## PROVIDED MATERIAL
___
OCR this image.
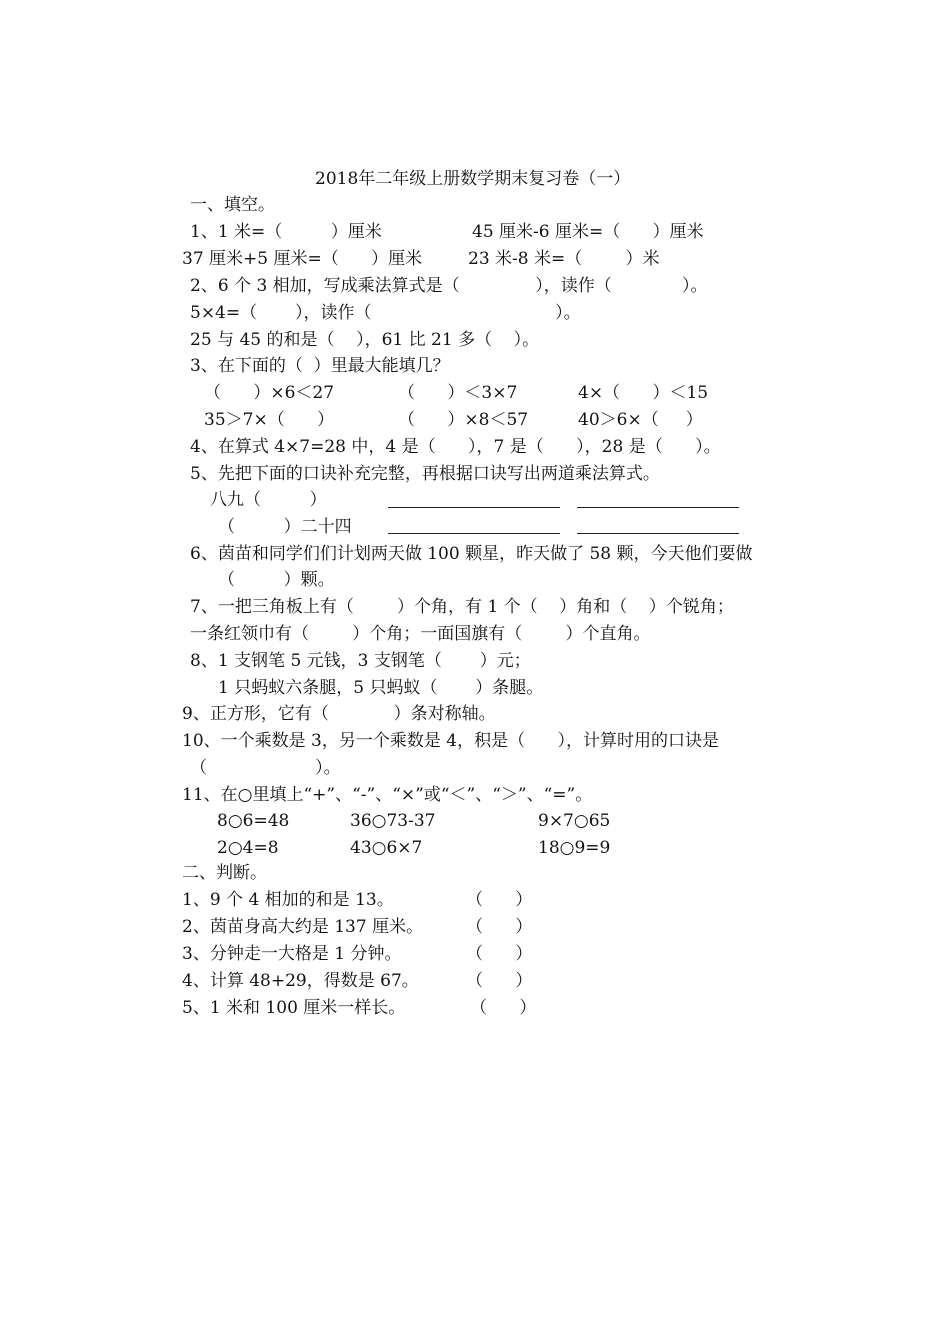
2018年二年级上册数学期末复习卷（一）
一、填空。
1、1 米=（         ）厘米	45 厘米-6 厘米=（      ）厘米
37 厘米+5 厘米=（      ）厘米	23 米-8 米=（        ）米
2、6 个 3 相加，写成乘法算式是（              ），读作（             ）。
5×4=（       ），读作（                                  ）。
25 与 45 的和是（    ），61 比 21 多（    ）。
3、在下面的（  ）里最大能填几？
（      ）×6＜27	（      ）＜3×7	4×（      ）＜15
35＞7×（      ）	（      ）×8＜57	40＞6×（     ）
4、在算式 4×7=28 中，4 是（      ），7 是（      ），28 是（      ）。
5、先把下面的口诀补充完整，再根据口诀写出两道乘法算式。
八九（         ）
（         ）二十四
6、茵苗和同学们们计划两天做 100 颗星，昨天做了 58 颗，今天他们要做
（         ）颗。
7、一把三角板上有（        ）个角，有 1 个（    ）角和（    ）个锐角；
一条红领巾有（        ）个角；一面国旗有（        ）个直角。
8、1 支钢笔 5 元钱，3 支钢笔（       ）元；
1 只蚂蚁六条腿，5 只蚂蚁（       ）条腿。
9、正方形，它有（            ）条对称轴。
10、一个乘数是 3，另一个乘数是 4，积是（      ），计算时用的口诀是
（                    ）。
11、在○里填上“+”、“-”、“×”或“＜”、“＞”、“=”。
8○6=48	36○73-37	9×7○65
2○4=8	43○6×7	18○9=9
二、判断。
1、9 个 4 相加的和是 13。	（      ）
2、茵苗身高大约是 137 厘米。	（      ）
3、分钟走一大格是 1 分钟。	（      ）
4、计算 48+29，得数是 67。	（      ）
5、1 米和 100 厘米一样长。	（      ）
___
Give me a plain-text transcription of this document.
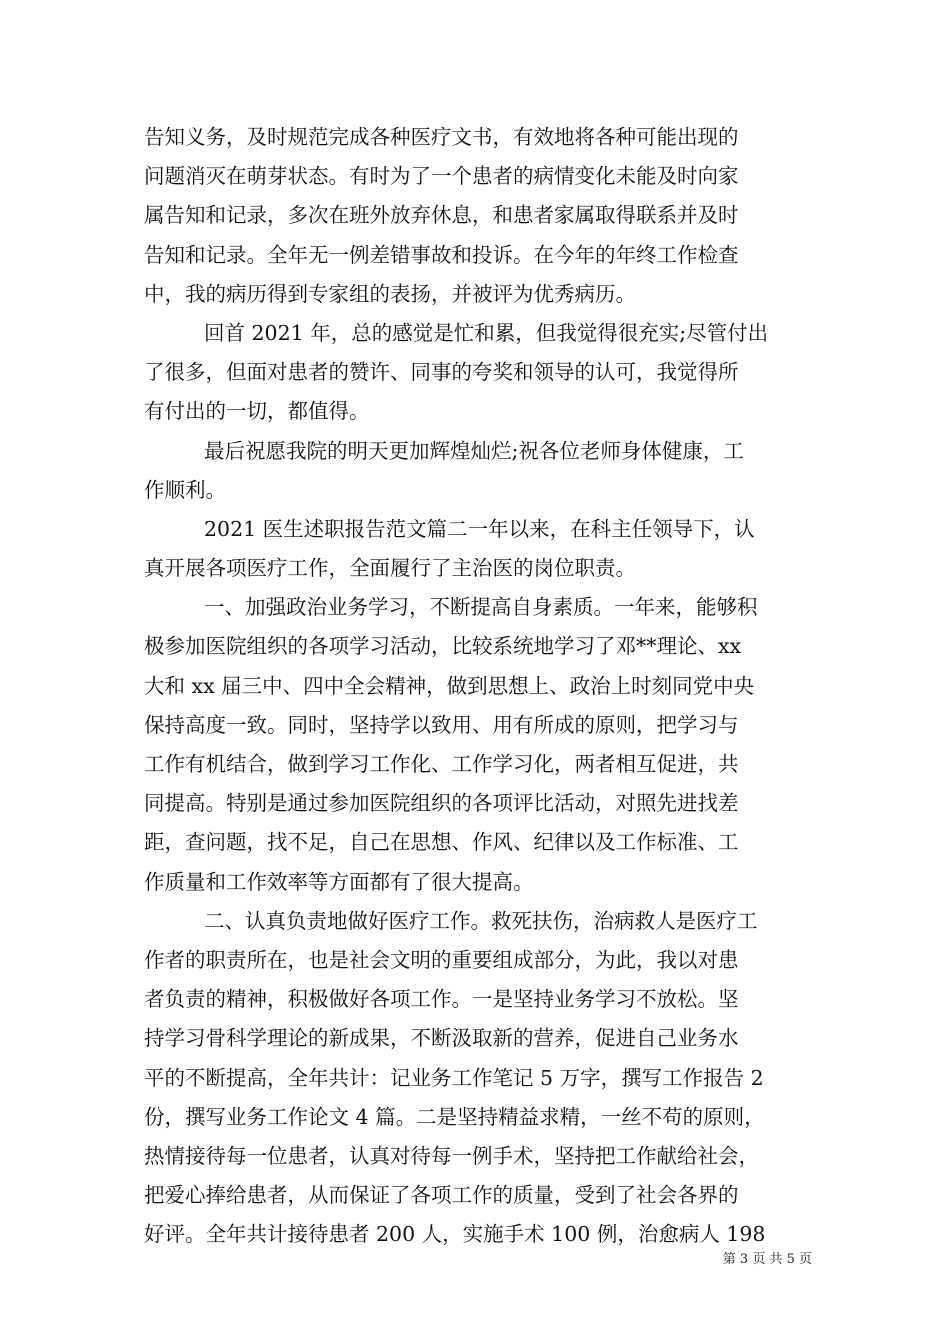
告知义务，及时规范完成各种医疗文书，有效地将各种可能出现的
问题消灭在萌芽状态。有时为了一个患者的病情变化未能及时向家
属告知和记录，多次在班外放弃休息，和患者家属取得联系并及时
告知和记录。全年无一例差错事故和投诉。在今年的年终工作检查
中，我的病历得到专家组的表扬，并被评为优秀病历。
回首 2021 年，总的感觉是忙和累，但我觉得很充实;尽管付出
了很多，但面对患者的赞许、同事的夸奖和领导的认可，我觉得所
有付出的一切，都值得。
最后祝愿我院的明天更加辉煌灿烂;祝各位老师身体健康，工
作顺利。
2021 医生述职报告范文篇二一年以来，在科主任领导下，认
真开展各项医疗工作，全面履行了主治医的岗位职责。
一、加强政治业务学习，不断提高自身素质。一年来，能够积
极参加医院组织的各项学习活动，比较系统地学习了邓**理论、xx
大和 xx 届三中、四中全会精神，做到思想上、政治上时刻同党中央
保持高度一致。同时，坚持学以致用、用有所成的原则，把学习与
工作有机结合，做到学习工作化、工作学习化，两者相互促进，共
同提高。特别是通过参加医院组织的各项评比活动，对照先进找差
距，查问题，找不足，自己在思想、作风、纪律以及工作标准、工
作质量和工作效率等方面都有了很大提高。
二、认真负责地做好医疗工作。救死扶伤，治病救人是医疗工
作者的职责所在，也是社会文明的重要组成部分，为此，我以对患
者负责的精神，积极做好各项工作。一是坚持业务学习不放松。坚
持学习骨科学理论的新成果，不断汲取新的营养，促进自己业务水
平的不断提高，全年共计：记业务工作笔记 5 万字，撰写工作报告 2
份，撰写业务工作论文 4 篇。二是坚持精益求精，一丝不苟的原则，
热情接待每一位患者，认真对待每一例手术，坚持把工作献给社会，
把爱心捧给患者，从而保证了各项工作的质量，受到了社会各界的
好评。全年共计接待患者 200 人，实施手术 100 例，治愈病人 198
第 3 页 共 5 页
___
Where a line holds "this", copy it out.

OCR this image.
Give me a plain-text transcription of this document.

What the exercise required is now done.